EXCERPTED DATA
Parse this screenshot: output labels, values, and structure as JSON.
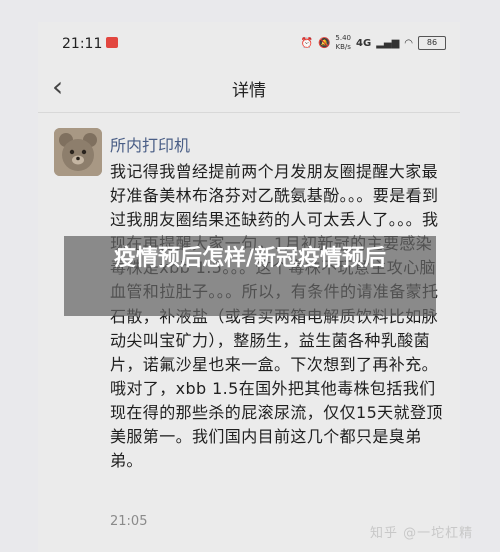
{
  "status_bar": {
    "time": "21:11",
    "speed_value": "5.40",
    "speed_unit": "KB/s",
    "network": "4G",
    "battery": "86"
  },
  "nav": {
    "back_icon": "chevron-left-icon",
    "title": "详情"
  },
  "message": {
    "sender": "所内打印机",
    "text": "我记得我曾经提前两个月发朋友圈提醒大家最好准备美林布洛芬对乙酰氨基酚。。。要是看到过我朋友圈结果还缺药的人可太丢人了。。。我现在再提醒大家一句，1月初新冠的主要感染毒株是xbb 1.5。。。这个毒株不玩意主攻心脑血管和拉肚子。。。所以，有条件的请准备蒙托石散，补液盐（或者买两箱电解质饮料比如脉动尖叫宝矿力），整肠生，益生菌各种乳酸菌片，诺氟沙星也来一盒。下次想到了再补充。哦对了，xbb 1.5在国外把其他毒株包括我们现在得的那些杀的屁滚尿流，仅仅15天就登顶美服第一。我们国内目前这几个都只是臭弟弟。",
    "time": "21:05"
  },
  "overlay": {
    "title": "疫情预后怎样/新冠疫情预后"
  },
  "watermark": "知乎 @一坨杠精",
  "colors": {
    "sender_name": "#4a5e86",
    "overlay_bg": "rgba(100,100,100,0.72)",
    "status_badge": "#e2463f"
  }
}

TASK REQUIREMENTS
Print the whole listing above once more, word for word, without its pictures.

THE SOLUTION
Parse this screenshot: output labels, values, and structure as JSON.
{
  "status_bar": {
    "time": "21:11",
    "speed_value": "5.40",
    "speed_unit": "KB/s",
    "network": "4G",
    "battery": "86"
  },
  "nav": {
    "back_icon": "chevron-left-icon",
    "title": "详情"
  },
  "message": {
    "sender": "所内打印机",
    "text": "我记得我曾经提前两个月发朋友圈提醒大家最好准备美林布洛芬对乙酰氨基酚。。。要是看到过我朋友圈结果还缺药的人可太丢人了。。。我现在再提醒大家一句，1月初新冠的主要感染毒株是xbb 1.5。。。这个毒株不玩意主攻心脑血管和拉肚子。。。所以，有条件的请准备蒙托石散，补液盐（或者买两箱电解质饮料比如脉动尖叫宝矿力），整肠生，益生菌各种乳酸菌片，诺氟沙星也来一盒。下次想到了再补充。哦对了，xbb 1.5在国外把其他毒株包括我们现在得的那些杀的屁滚尿流，仅仅15天就登顶美服第一。我们国内目前这几个都只是臭弟弟。",
    "time": "21:05"
  },
  "overlay": {
    "title": "疫情预后怎样/新冠疫情预后"
  },
  "watermark": "知乎 @一坨杠精",
  "colors": {
    "sender_name": "#4a5e86",
    "overlay_bg": "rgba(100,100,100,0.72)",
    "status_badge": "#e2463f"
  }
}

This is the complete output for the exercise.